[BEGIN Listed entries]

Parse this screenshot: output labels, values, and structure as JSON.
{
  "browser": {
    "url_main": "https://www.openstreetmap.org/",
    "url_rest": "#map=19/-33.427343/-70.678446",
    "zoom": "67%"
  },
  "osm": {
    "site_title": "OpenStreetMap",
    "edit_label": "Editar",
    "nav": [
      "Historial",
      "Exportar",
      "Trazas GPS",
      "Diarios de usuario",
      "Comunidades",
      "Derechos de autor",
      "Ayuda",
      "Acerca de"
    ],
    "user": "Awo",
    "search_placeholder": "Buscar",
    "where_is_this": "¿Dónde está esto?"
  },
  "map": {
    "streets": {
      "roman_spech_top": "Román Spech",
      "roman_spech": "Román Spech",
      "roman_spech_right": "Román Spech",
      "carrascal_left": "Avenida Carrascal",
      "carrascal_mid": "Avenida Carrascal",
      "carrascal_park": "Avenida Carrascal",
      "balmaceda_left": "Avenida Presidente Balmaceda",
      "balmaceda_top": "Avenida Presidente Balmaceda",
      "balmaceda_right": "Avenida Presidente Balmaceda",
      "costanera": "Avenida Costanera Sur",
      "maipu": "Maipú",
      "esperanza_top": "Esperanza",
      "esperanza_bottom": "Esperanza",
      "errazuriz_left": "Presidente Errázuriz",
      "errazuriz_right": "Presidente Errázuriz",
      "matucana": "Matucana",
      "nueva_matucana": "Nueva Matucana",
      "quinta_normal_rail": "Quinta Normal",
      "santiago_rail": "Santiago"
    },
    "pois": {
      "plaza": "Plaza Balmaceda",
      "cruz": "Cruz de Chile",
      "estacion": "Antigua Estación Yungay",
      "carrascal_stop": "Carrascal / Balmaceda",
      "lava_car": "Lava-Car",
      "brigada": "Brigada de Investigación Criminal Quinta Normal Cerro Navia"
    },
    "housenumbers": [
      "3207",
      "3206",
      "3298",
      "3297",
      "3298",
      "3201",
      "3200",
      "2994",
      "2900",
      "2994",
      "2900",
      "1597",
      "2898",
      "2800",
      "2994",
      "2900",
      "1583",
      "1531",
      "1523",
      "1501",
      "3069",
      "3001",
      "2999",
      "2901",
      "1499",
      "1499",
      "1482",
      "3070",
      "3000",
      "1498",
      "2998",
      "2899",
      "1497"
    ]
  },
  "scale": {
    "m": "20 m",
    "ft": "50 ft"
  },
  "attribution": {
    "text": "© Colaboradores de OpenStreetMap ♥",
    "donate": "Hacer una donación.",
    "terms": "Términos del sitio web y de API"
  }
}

[END Listed entries]

## What you are asked to do
Copy out the whole listing exactly as written.

## Result below
Parse this screenshot: output labels, values, and structure as JSON.
{
  "browser": {
    "url_main": "https://www.openstreetmap.org/",
    "url_rest": "#map=19/-33.427343/-70.678446",
    "zoom": "67%"
  },
  "osm": {
    "site_title": "OpenStreetMap",
    "edit_label": "Editar",
    "nav": [
      "Historial",
      "Exportar",
      "Trazas GPS",
      "Diarios de usuario",
      "Comunidades",
      "Derechos de autor",
      "Ayuda",
      "Acerca de"
    ],
    "user": "Awo",
    "search_placeholder": "Buscar",
    "where_is_this": "¿Dónde está esto?"
  },
  "map": {
    "streets": {
      "roman_spech_top": "Román Spech",
      "roman_spech": "Román Spech",
      "roman_spech_right": "Román Spech",
      "carrascal_left": "Avenida Carrascal",
      "carrascal_mid": "Avenida Carrascal",
      "carrascal_park": "Avenida Carrascal",
      "balmaceda_left": "Avenida Presidente Balmaceda",
      "balmaceda_top": "Avenida Presidente Balmaceda",
      "balmaceda_right": "Avenida Presidente Balmaceda",
      "costanera": "Avenida Costanera Sur",
      "maipu": "Maipú",
      "esperanza_top": "Esperanza",
      "esperanza_bottom": "Esperanza",
      "errazuriz_left": "Presidente Errázuriz",
      "errazuriz_right": "Presidente Errázuriz",
      "matucana": "Matucana",
      "nueva_matucana": "Nueva Matucana",
      "quinta_normal_rail": "Quinta Normal",
      "santiago_rail": "Santiago"
    },
    "pois": {
      "plaza": "Plaza Balmaceda",
      "cruz": "Cruz de Chile",
      "estacion": "Antigua Estación Yungay",
      "carrascal_stop": "Carrascal / Balmaceda",
      "lava_car": "Lava-Car",
      "brigada": "Brigada de Investigación Criminal Quinta Normal Cerro Navia"
    },
    "housenumbers": [
      "3207",
      "3206",
      "3298",
      "3297",
      "3298",
      "3201",
      "3200",
      "2994",
      "2900",
      "2994",
      "2900",
      "1597",
      "2898",
      "2800",
      "2994",
      "2900",
      "1583",
      "1531",
      "1523",
      "1501",
      "3069",
      "3001",
      "2999",
      "2901",
      "1499",
      "1499",
      "1482",
      "3070",
      "3000",
      "1498",
      "2998",
      "2899",
      "1497"
    ]
  },
  "scale": {
    "m": "20 m",
    "ft": "50 ft"
  },
  "attribution": {
    "text": "© Colaboradores de OpenStreetMap ♥",
    "donate": "Hacer una donación.",
    "terms": "Términos del sitio web y de API"
  }
}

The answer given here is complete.